STATED TASK ->
The records below need retyping in full; give them again exactly.

─── DATA TO PROCESS ───

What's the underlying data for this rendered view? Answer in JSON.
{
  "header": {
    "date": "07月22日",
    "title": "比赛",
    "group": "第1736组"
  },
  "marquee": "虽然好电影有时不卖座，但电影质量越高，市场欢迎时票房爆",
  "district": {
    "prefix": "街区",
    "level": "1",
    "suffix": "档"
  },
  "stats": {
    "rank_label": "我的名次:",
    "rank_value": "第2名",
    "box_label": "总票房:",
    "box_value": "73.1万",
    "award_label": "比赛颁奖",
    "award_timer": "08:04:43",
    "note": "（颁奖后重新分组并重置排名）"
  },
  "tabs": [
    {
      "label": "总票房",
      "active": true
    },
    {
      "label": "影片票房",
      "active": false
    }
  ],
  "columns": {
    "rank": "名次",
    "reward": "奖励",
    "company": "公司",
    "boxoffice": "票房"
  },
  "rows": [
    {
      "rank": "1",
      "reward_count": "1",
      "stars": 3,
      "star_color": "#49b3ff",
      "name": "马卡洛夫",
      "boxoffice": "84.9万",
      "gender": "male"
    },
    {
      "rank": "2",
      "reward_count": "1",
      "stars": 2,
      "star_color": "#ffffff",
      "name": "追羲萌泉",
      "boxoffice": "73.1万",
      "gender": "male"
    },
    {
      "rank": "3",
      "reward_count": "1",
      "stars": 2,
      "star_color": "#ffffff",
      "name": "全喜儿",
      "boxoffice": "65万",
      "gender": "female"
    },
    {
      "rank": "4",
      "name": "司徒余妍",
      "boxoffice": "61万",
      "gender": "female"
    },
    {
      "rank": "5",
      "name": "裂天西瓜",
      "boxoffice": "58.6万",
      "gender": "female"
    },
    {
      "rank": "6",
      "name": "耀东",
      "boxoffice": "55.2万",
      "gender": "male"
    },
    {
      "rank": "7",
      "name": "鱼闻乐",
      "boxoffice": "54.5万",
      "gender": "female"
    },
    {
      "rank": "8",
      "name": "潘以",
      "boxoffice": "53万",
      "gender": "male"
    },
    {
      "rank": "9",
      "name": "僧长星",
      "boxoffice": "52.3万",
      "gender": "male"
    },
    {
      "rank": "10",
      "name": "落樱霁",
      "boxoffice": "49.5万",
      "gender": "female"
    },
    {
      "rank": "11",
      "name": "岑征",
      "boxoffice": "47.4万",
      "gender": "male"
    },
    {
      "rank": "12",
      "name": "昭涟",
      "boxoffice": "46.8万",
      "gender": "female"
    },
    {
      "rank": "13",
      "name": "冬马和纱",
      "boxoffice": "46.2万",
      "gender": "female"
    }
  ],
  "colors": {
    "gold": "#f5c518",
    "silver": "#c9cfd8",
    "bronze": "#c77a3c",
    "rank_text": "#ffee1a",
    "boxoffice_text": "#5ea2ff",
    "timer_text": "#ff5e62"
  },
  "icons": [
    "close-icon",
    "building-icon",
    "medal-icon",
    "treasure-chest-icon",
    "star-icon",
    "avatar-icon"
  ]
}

───

EXPECTED ANSWER ->
What's the underlying data for this rendered view? Answer in JSON.
{
  "header": {
    "date": "07月22日",
    "title": "比赛",
    "group": "第1736组"
  },
  "marquee": "虽然好电影有时不卖座，但电影质量越高，市场欢迎时票房爆",
  "district": {
    "prefix": "街区",
    "level": "1",
    "suffix": "档"
  },
  "stats": {
    "rank_label": "我的名次:",
    "rank_value": "第2名",
    "box_label": "总票房:",
    "box_value": "73.1万",
    "award_label": "比赛颁奖",
    "award_timer": "08:04:43",
    "note": "（颁奖后重新分组并重置排名）"
  },
  "tabs": [
    {
      "label": "总票房",
      "active": true
    },
    {
      "label": "影片票房",
      "active": false
    }
  ],
  "columns": {
    "rank": "名次",
    "reward": "奖励",
    "company": "公司",
    "boxoffice": "票房"
  },
  "rows": [
    {
      "rank": "1",
      "reward_count": "1",
      "stars": 3,
      "star_color": "#49b3ff",
      "name": "马卡洛夫",
      "boxoffice": "84.9万",
      "gender": "male"
    },
    {
      "rank": "2",
      "reward_count": "1",
      "stars": 2,
      "star_color": "#ffffff",
      "name": "追羲萌泉",
      "boxoffice": "73.1万",
      "gender": "male"
    },
    {
      "rank": "3",
      "reward_count": "1",
      "stars": 2,
      "star_color": "#ffffff",
      "name": "全喜儿",
      "boxoffice": "65万",
      "gender": "female"
    },
    {
      "rank": "4",
      "name": "司徒余妍",
      "boxoffice": "61万",
      "gender": "female"
    },
    {
      "rank": "5",
      "name": "裂天西瓜",
      "boxoffice": "58.6万",
      "gender": "female"
    },
    {
      "rank": "6",
      "name": "耀东",
      "boxoffice": "55.2万",
      "gender": "male"
    },
    {
      "rank": "7",
      "name": "鱼闻乐",
      "boxoffice": "54.5万",
      "gender": "female"
    },
    {
      "rank": "8",
      "name": "潘以",
      "boxoffice": "53万",
      "gender": "male"
    },
    {
      "rank": "9",
      "name": "僧长星",
      "boxoffice": "52.3万",
      "gender": "male"
    },
    {
      "rank": "10",
      "name": "落樱霁",
      "boxoffice": "49.5万",
      "gender": "female"
    },
    {
      "rank": "11",
      "name": "岑征",
      "boxoffice": "47.4万",
      "gender": "male"
    },
    {
      "rank": "12",
      "name": "昭涟",
      "boxoffice": "46.8万",
      "gender": "female"
    },
    {
      "rank": "13",
      "name": "冬马和纱",
      "boxoffice": "46.2万",
      "gender": "female"
    }
  ],
  "colors": {
    "gold": "#f5c518",
    "silver": "#c9cfd8",
    "bronze": "#c77a3c",
    "rank_text": "#ffee1a",
    "boxoffice_text": "#5ea2ff",
    "timer_text": "#ff5e62"
  },
  "icons": [
    "close-icon",
    "building-icon",
    "medal-icon",
    "treasure-chest-icon",
    "star-icon",
    "avatar-icon"
  ]
}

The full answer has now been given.